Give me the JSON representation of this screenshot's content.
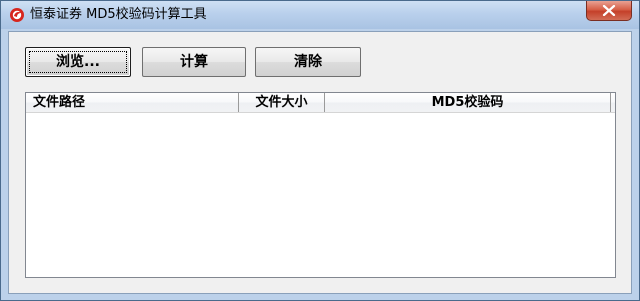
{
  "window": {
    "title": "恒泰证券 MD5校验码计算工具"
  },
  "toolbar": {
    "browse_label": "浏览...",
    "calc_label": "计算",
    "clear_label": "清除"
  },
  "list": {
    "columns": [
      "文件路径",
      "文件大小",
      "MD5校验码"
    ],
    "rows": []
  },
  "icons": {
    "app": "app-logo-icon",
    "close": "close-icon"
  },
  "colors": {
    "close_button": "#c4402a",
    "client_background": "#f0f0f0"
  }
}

★ ★ ★ ★ ★ ★ ★

▶ [TASK INSTRUCTIONS]: From start to finish, output the listing exactly, but omit its pictures.

▶ [THE OUTPUT]:
Give me the JSON representation of this screenshot's content.
{
  "window": {
    "title": "恒泰证券 MD5校验码计算工具"
  },
  "toolbar": {
    "browse_label": "浏览...",
    "calc_label": "计算",
    "clear_label": "清除"
  },
  "list": {
    "columns": [
      "文件路径",
      "文件大小",
      "MD5校验码"
    ],
    "rows": []
  },
  "icons": {
    "app": "app-logo-icon",
    "close": "close-icon"
  },
  "colors": {
    "close_button": "#c4402a",
    "client_background": "#f0f0f0"
  }
}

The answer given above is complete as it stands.